Exercise –
Transcribe all of the records word for word, but omit the pictures.

⟨

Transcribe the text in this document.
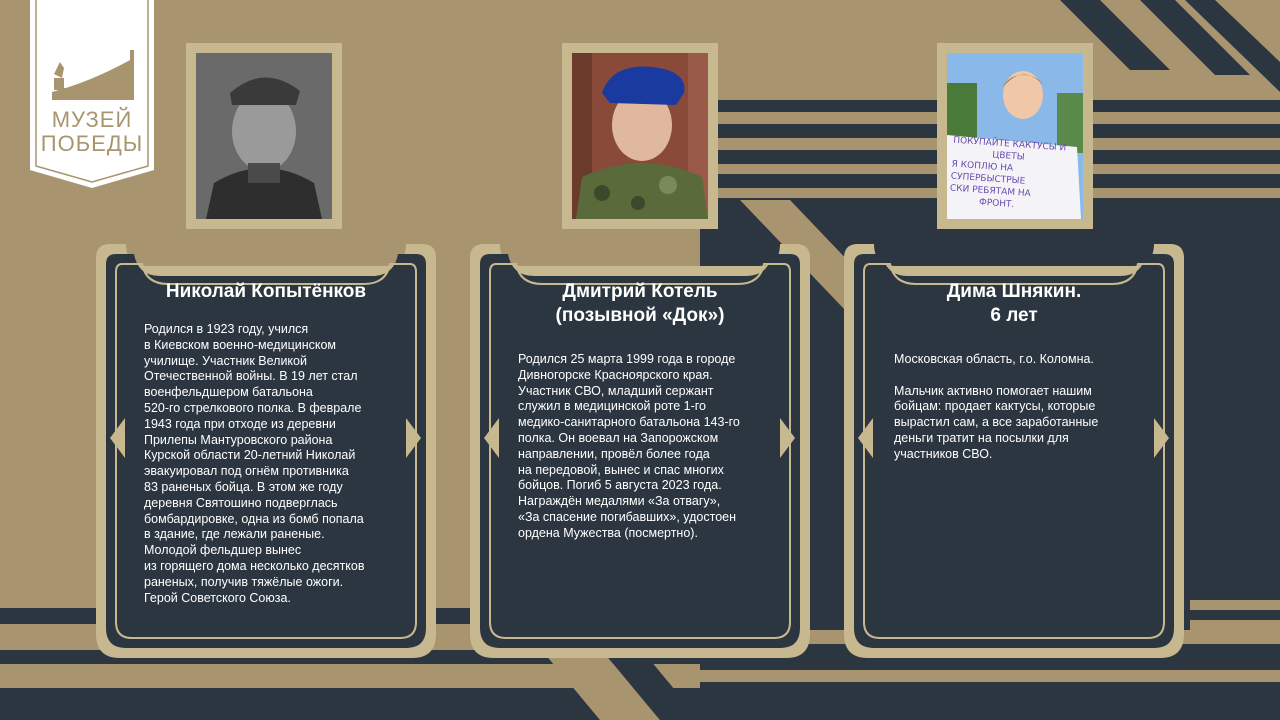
МУЗЕЙ
ПОБЕДЫ
Николай Копытёнков
Родился в 1923 году, учился
в Киевском военно-медицинском
училище. Участник Великой
Отечественной войны. В 19 лет стал
военфельдшером батальона
520-го стрелкового полка. В феврале
1943 года при отходе из деревни
Прилепы Мантуровского района
Курской области 20-летний Николай
эвакуировал под огнём противника
83 раненых бойца. В этом же году
деревня Святошино подверглась
бомбардировке, одна из бомб попала
в здание, где лежали раненые.
Молодой фельдшер вынес
из горящего дома несколько десятков
раненых, получив тяжёлые ожоги.
Герой Советского Союза.
Дмитрий Котель
(позывной «Док»)
Родился 25 марта 1999 года в городе
Дивногорске Красноярского края.
Участник СВО, младший сержант
служил в медицинской роте 1-го
медико-санитарного батальона 143-го
полка. Он воевал на Запорожском
направлении, провёл более года
на передовой, вынес и спас многих
бойцов. Погиб 5 августа 2023 года.
Награждён медалями «За отвагу»,
«За спасение погибавших», удостоен
ордена Мужества (посмертно).
Дима Шнякин.
6 лет
Московская область, г.о. Коломна.

Мальчик активно помогает нашим
бойцам: продает кактусы, которые
вырастил сам, а все заработанные
деньги тратит на посылки для
участников СВО.
ПОКУПАЙТЕ КАКТУСЫ И
ЦВЕТЫ
Я КОПЛЮ НА
СУПЕРБЫСТРЫЕ
СКИ РЕБЯТАМ НА
ФРОНТ.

⟩

Solution –
Transcribe the text in this document.
МУЗЕЙ
ПОБЕДЫ
Николай Копытёнков
Родился в 1923 году, учился
в Киевском военно-медицинском
училище. Участник Великой
Отечественной войны. В 19 лет стал
военфельдшером батальона
520-го стрелкового полка. В феврале
1943 года при отходе из деревни
Прилепы Мантуровского района
Курской области 20-летний Николай
эвакуировал под огнём противника
83 раненых бойца. В этом же году
деревня Святошино подверглась
бомбардировке, одна из бомб попала
в здание, где лежали раненые.
Молодой фельдшер вынес
из горящего дома несколько десятков
раненых, получив тяжёлые ожоги.
Герой Советского Союза.
Дмитрий Котель
(позывной «Док»)
Родился 25 марта 1999 года в городе
Дивногорске Красноярского края.
Участник СВО, младший сержант
служил в медицинской роте 1-го
медико-санитарного батальона 143-го
полка. Он воевал на Запорожском
направлении, провёл более года
на передовой, вынес и спас многих
бойцов. Погиб 5 августа 2023 года.
Награждён медалями «За отвагу»,
«За спасение погибавших», удостоен
ордена Мужества (посмертно).
Дима Шнякин.
6 лет
Московская область, г.о. Коломна.

Мальчик активно помогает нашим
бойцам: продает кактусы, которые
вырастил сам, а все заработанные
деньги тратит на посылки для
участников СВО.
ПОКУПАЙТЕ КАКТУСЫ И
ЦВЕТЫ
Я КОПЛЮ НА
СУПЕРБЫСТРЫЕ
СКИ РЕБЯТАМ НА
ФРОНТ.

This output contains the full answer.